PROBLEM REQUIREMENTS: Extract the text of each entry below exactly, leaving every image behind.

DATA RECORDS:
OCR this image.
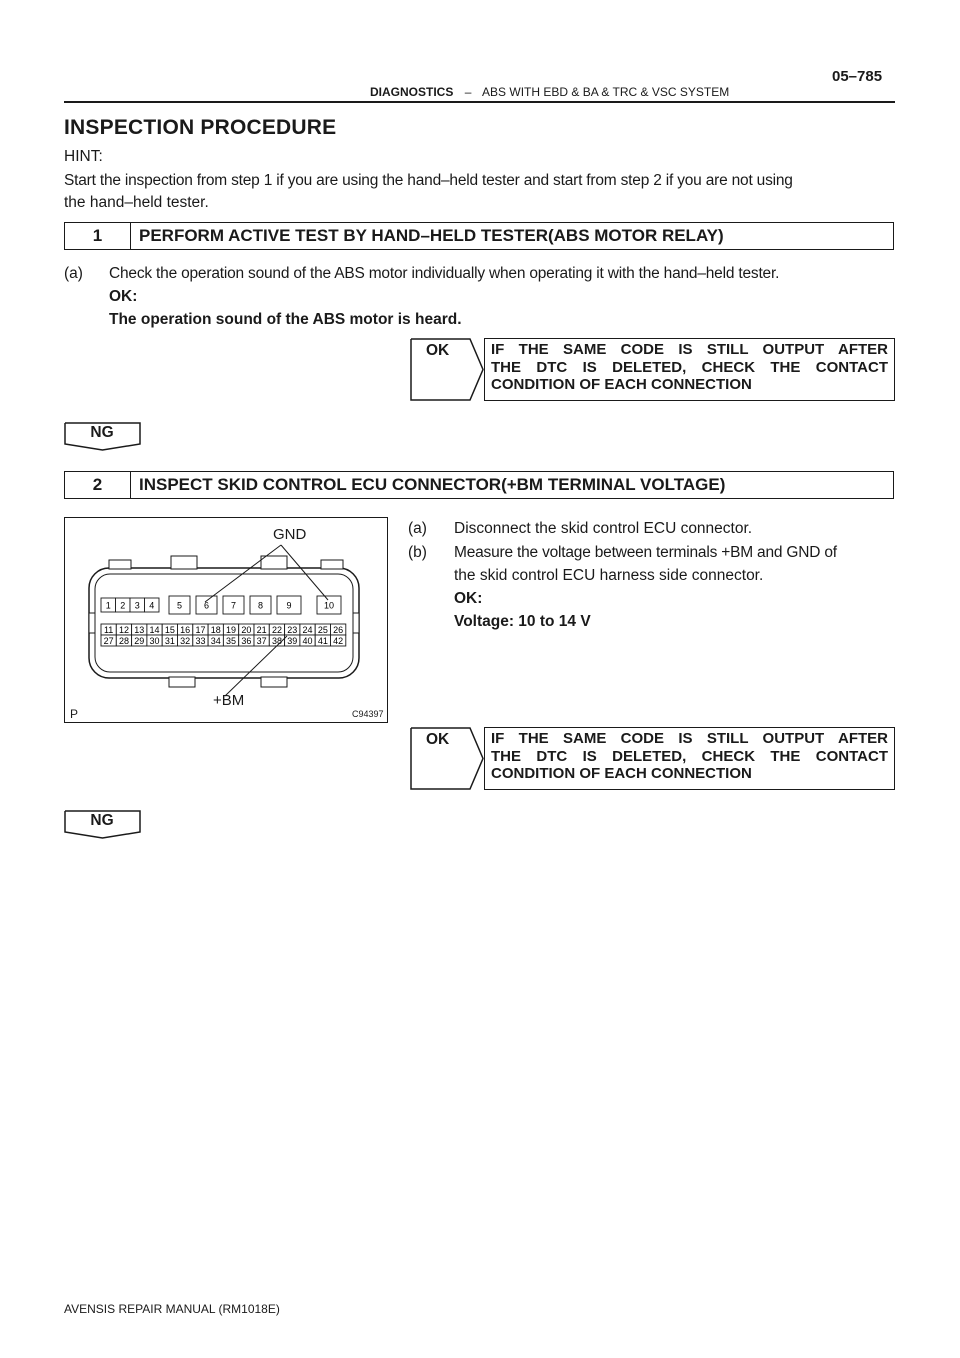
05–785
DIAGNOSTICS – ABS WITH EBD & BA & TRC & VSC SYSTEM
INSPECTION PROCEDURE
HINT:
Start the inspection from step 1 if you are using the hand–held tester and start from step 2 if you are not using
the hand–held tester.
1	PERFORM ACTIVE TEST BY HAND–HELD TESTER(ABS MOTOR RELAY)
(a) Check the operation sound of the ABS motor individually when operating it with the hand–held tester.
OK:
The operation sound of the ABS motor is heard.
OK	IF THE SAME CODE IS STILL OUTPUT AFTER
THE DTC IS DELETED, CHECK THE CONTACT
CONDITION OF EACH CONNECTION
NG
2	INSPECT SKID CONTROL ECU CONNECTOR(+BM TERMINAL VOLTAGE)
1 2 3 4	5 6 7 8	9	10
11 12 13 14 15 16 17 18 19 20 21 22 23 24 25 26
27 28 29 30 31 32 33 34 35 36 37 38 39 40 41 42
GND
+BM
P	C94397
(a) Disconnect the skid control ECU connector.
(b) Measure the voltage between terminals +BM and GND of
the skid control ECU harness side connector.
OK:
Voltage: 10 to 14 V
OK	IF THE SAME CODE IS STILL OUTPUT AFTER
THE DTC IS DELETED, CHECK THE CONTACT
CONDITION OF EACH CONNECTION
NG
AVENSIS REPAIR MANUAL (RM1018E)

THE ANSWER:
OCR this image.
05–785
DIAGNOSTICS – ABS WITH EBD & BA & TRC & VSC SYSTEM
INSPECTION PROCEDURE
HINT:
Start the inspection from step 1 if you are using the hand–held tester and start from step 2 if you are not using
the hand–held tester.
1	PERFORM ACTIVE TEST BY HAND–HELD TESTER(ABS MOTOR RELAY)
(a) Check the operation sound of the ABS motor individually when operating it with the hand–held tester.
OK:
The operation sound of the ABS motor is heard.
OK	IF THE SAME CODE IS STILL OUTPUT AFTER
THE DTC IS DELETED, CHECK THE CONTACT
CONDITION OF EACH CONNECTION
NG
2	INSPECT SKID CONTROL ECU CONNECTOR(+BM TERMINAL VOLTAGE)
1 2 3 4	5 6 7 8	9	10
11 12 13 14 15 16 17 18 19 20 21 22 23 24 25 26
27 28 29 30 31 32 33 34 35 36 37 38 39 40 41 42
GND
+BM
P	C94397
(a) Disconnect the skid control ECU connector.
(b) Measure the voltage between terminals +BM and GND of
the skid control ECU harness side connector.
OK:
Voltage: 10 to 14 V
OK	IF THE SAME CODE IS STILL OUTPUT AFTER
THE DTC IS DELETED, CHECK THE CONTACT
CONDITION OF EACH CONNECTION
NG
AVENSIS REPAIR MANUAL (RM1018E)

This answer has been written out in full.